─── LISTED RECORDS ───
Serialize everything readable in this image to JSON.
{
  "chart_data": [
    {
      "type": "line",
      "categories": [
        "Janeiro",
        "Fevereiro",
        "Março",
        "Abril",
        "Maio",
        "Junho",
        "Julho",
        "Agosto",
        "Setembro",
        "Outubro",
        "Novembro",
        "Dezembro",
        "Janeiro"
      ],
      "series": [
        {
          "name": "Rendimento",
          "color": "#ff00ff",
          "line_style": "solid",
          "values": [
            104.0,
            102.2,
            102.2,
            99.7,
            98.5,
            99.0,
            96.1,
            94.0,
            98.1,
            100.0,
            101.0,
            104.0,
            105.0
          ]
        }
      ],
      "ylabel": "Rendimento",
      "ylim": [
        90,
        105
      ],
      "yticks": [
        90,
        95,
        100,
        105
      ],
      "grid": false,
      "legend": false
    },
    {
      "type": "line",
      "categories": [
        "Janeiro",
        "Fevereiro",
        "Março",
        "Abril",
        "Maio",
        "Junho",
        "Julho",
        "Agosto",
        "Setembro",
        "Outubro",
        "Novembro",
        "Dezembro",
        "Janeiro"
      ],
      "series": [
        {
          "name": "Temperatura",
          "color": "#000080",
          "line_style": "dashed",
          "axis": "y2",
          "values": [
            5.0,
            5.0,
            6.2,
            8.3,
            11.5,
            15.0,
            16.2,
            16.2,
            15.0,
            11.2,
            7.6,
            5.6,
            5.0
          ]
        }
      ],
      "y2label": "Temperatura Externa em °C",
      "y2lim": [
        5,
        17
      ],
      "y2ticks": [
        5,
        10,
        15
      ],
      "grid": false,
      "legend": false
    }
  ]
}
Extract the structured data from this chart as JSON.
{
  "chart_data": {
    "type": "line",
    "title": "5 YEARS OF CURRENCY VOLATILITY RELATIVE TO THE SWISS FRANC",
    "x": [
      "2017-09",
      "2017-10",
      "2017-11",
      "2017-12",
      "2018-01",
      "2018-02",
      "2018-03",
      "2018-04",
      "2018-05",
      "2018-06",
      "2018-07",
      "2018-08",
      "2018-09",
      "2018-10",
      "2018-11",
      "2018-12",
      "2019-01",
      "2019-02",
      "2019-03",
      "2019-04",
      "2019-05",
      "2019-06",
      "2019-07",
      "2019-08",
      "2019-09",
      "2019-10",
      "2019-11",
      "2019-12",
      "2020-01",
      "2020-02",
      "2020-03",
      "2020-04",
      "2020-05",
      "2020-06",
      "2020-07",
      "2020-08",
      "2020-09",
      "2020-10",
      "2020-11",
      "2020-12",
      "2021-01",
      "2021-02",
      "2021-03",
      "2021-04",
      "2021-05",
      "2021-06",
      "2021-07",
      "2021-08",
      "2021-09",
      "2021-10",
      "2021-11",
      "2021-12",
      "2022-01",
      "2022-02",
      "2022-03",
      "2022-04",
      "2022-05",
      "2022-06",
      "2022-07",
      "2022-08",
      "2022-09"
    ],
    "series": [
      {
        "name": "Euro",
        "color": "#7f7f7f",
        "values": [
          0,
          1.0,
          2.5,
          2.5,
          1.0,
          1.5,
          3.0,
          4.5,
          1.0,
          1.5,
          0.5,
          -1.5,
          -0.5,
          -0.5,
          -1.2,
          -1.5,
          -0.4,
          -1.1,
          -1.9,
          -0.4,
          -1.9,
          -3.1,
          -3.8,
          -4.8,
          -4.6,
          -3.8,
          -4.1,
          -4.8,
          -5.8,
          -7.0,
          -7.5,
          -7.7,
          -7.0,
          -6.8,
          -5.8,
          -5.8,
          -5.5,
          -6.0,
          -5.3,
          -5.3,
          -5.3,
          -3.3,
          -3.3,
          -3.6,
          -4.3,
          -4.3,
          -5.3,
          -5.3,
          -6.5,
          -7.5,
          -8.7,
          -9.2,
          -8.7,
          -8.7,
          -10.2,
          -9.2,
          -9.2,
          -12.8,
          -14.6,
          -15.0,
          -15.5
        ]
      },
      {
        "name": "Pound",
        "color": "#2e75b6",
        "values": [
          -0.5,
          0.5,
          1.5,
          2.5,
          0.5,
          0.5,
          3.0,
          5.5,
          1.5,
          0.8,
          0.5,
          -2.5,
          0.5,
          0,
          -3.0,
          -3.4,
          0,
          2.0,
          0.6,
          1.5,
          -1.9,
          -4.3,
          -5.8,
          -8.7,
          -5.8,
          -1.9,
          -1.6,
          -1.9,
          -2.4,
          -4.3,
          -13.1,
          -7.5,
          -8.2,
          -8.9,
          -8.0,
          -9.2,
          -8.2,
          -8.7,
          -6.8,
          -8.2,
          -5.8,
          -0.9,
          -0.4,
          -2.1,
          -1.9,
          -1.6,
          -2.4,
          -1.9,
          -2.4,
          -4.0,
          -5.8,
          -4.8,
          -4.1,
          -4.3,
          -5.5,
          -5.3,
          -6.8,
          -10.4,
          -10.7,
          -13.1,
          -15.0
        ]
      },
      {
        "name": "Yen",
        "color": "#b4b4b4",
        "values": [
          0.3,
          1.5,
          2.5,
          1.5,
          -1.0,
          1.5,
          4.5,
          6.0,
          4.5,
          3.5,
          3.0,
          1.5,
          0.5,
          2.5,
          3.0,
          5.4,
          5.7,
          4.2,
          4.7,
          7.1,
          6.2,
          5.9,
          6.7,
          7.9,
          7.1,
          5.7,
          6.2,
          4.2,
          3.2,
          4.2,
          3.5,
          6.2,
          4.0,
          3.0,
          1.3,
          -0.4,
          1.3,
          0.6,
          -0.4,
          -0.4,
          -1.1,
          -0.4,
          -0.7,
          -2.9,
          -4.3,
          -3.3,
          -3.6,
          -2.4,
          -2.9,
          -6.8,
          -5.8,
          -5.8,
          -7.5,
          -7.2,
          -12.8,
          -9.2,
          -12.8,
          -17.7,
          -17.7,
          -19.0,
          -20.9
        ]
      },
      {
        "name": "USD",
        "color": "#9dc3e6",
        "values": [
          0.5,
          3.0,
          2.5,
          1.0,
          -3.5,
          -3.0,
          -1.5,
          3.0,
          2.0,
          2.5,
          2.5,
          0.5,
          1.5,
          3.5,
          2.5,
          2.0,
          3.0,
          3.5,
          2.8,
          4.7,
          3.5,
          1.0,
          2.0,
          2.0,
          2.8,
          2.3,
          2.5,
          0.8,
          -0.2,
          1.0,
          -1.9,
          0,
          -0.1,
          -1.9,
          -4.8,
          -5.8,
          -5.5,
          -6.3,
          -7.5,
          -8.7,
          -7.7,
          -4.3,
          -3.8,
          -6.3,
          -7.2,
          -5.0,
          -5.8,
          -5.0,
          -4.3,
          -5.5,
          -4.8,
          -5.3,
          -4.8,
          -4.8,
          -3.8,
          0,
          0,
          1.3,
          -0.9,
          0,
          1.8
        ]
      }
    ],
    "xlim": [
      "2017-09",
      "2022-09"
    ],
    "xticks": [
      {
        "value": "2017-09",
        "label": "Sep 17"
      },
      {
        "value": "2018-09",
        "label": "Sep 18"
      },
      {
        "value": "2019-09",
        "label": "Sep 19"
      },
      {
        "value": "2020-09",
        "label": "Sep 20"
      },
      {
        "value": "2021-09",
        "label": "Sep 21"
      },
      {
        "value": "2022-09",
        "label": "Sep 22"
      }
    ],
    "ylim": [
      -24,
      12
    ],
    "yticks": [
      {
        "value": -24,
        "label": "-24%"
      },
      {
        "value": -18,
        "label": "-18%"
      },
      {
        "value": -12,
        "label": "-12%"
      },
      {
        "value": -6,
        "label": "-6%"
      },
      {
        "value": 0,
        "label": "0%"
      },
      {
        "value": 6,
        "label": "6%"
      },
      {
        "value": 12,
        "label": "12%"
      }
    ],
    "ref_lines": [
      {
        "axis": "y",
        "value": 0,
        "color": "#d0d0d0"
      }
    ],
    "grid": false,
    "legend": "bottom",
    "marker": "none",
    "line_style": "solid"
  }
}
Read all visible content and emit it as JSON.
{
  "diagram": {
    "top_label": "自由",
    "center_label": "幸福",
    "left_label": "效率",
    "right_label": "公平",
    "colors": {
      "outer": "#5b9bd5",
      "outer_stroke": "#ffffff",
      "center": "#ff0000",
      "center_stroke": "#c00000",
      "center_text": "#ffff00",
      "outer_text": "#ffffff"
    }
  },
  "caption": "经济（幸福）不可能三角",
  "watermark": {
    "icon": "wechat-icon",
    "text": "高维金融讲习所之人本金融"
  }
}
───
Work out how many lines in the entries hold the string "Temperatura". Your answer should consist solely of that number.

#### THE REPLY
2